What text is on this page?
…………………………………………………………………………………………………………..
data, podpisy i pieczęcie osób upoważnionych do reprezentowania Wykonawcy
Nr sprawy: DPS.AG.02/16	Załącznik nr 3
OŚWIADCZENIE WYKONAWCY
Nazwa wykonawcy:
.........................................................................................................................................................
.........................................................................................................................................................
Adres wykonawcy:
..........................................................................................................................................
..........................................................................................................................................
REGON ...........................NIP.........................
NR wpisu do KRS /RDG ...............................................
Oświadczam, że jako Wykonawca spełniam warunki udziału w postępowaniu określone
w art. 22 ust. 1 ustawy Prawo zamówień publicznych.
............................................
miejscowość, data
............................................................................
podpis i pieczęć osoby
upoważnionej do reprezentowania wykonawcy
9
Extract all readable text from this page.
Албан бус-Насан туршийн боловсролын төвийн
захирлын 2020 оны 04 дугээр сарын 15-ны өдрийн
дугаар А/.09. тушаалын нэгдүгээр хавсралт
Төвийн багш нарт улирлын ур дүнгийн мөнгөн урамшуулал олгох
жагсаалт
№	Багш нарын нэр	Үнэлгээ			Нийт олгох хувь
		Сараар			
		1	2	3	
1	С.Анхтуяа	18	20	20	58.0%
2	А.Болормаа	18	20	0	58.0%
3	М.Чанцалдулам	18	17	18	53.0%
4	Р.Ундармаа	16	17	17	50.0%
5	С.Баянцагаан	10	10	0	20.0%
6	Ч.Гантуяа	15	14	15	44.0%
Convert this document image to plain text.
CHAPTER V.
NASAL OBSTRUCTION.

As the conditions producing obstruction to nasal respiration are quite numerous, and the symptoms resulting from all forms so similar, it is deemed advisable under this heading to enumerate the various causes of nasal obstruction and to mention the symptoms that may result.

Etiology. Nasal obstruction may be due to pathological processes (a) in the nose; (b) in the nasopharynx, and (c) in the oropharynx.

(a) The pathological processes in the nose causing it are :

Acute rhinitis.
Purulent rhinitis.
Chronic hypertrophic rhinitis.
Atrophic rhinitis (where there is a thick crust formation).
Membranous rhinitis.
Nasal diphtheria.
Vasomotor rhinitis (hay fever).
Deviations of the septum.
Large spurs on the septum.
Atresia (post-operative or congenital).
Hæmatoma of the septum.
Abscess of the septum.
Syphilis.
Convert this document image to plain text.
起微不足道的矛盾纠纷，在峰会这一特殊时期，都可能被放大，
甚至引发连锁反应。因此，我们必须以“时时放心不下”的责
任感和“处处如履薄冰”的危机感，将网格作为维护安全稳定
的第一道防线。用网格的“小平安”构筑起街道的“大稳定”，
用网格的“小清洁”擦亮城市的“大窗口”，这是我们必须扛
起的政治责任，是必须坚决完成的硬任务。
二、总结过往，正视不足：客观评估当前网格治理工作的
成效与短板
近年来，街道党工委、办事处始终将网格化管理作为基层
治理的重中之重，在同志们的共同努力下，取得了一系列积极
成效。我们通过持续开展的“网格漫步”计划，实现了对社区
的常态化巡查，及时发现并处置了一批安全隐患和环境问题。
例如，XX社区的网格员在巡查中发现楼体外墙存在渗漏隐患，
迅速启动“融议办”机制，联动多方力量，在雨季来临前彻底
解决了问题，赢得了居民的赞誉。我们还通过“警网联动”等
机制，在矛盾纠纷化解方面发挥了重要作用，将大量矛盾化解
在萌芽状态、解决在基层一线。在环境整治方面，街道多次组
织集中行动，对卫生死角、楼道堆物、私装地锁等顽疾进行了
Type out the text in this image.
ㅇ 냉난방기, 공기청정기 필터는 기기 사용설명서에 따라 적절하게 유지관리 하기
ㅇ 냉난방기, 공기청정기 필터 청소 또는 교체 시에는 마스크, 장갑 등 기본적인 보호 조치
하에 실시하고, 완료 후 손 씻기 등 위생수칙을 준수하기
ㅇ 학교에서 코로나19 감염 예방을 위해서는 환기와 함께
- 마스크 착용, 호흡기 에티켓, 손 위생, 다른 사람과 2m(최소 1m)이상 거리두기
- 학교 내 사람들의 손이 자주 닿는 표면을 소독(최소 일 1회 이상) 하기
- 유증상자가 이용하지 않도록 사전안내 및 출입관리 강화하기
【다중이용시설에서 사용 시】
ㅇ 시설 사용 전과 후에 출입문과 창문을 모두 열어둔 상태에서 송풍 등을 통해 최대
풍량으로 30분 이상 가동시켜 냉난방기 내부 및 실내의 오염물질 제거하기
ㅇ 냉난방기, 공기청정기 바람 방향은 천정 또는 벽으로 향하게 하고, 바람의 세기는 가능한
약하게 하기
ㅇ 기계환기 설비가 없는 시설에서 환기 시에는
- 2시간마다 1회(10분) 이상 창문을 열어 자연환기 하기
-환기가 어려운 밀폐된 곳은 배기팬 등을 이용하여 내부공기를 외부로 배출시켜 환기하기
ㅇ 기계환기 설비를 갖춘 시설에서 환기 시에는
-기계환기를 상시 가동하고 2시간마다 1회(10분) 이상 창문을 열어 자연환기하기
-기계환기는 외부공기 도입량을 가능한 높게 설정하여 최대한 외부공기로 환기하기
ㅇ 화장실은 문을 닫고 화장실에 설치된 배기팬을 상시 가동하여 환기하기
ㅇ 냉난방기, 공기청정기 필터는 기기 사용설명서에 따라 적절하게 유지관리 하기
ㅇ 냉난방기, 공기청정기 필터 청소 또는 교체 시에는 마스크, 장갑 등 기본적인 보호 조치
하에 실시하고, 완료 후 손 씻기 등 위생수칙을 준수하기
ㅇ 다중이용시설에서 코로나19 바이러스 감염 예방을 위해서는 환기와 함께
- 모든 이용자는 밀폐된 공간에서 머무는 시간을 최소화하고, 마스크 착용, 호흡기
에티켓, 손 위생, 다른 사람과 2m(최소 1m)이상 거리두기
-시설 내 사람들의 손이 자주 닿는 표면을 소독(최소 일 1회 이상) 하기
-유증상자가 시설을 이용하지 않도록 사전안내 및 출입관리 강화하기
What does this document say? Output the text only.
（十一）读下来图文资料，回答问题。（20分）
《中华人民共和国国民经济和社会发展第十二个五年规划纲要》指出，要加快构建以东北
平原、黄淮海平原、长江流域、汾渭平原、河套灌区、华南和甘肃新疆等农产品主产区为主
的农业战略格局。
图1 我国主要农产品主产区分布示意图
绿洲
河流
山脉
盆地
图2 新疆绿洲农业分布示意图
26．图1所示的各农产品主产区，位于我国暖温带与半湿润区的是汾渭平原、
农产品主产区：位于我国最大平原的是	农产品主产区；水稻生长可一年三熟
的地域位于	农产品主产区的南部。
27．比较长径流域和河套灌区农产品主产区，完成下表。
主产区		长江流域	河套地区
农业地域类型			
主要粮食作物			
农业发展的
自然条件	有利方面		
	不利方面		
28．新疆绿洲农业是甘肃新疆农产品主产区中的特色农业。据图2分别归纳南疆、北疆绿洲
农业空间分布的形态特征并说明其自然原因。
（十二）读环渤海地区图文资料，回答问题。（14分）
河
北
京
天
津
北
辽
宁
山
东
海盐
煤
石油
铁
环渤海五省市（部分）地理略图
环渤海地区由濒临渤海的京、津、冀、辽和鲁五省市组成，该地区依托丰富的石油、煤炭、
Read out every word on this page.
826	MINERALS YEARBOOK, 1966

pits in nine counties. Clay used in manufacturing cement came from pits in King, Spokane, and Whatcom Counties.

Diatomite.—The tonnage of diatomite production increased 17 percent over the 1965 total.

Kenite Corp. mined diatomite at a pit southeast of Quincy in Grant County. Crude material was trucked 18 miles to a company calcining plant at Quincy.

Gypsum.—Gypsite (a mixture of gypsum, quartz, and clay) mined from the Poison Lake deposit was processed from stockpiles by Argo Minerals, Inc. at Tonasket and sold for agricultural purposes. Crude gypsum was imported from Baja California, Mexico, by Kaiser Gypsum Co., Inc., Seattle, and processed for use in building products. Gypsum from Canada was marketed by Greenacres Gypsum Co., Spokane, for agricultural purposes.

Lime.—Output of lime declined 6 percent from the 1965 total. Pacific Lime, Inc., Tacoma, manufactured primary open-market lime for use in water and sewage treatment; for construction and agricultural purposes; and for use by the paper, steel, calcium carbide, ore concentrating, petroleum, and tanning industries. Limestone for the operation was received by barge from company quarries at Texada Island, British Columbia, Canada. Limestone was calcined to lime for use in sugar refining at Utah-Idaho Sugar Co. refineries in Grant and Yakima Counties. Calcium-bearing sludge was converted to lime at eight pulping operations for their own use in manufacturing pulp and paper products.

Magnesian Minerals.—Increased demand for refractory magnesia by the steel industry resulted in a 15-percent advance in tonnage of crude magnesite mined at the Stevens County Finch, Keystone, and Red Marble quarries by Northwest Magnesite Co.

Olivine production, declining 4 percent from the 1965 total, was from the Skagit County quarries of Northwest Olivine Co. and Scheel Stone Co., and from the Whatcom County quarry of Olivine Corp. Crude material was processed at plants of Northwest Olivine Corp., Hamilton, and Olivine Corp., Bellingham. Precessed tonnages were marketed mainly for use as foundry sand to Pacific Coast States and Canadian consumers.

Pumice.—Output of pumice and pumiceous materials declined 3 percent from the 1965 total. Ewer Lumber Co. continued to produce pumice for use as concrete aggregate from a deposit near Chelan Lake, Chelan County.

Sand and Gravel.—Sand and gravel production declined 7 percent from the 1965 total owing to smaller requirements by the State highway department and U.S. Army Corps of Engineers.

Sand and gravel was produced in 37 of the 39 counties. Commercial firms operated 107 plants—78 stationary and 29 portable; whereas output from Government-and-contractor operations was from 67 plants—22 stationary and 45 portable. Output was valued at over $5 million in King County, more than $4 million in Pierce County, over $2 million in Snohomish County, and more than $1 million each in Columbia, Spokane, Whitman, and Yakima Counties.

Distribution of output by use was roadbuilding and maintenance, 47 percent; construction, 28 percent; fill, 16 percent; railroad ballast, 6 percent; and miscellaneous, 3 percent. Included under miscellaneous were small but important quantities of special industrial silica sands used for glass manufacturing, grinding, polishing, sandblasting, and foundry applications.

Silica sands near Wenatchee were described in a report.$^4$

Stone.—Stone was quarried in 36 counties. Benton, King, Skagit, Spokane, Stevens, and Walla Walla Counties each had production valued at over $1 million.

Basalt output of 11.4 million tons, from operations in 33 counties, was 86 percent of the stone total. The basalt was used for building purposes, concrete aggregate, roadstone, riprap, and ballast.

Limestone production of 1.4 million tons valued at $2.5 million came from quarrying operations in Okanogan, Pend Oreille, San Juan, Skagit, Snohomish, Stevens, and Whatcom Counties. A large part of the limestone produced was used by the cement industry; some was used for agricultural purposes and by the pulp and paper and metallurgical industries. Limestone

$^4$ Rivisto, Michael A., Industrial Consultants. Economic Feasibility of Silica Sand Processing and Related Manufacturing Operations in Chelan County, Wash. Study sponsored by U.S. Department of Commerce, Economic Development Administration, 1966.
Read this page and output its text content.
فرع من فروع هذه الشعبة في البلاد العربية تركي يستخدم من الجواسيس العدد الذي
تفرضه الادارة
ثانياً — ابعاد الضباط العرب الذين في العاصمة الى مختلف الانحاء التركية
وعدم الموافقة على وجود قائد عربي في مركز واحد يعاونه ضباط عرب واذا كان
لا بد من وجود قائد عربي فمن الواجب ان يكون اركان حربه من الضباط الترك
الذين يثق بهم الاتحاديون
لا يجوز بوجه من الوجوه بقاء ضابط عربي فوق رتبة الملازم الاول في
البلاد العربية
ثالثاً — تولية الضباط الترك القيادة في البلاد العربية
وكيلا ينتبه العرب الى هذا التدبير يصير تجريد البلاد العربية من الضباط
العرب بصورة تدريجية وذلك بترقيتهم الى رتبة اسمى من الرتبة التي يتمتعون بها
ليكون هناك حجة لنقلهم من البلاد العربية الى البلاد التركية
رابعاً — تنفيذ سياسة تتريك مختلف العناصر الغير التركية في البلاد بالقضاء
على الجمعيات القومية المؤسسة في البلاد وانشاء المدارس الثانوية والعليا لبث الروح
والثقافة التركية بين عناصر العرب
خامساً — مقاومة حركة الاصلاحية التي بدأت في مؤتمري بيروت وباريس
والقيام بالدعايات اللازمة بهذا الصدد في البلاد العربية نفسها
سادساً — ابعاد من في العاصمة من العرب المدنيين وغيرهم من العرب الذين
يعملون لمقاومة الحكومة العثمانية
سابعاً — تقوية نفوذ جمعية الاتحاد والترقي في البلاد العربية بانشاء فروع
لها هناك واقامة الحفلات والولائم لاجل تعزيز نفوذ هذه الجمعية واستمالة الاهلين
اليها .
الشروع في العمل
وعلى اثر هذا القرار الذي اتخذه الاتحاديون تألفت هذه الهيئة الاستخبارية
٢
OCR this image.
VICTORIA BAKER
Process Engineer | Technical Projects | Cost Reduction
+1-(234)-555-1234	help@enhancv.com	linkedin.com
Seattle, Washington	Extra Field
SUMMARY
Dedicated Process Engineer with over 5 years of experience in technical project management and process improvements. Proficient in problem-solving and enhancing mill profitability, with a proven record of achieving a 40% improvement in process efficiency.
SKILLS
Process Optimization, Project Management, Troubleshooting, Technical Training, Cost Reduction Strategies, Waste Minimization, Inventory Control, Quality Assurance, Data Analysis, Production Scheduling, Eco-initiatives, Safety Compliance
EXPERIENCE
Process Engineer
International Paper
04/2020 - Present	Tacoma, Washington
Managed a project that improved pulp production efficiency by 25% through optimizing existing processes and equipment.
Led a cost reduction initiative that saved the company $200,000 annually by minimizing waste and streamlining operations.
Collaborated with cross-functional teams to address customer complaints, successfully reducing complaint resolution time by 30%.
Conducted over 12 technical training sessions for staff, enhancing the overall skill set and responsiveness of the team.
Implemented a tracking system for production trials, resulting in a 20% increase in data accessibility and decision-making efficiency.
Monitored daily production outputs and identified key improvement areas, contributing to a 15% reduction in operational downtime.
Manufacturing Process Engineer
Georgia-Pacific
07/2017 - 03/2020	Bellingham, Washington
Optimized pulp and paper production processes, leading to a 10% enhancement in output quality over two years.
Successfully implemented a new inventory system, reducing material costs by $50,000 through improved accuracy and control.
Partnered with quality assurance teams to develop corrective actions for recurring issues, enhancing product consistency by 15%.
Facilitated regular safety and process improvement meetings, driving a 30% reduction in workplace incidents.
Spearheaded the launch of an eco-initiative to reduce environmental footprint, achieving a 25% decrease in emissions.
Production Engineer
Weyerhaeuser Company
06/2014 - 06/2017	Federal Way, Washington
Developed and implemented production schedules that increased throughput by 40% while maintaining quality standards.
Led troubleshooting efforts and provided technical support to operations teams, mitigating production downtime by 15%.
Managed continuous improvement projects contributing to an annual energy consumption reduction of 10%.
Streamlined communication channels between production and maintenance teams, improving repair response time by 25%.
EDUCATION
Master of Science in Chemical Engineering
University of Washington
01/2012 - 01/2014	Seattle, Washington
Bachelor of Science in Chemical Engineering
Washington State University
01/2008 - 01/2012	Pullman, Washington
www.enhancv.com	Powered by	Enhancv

********

§ Work instructions:
Note every line above where the string "achieving" shows up, and copy those lines.

§ Written answer:
Dedicated Process Engineer with over 5 years of experience in technical project management and process improvements. Proficient in problem-solving and enhancing mill profitability, with a proven record of achieving a 40% improvement in process efficiency.
Spearheaded the launch of an eco-initiative to reduce environmental footprint, achieving a 25% decrease in emissions.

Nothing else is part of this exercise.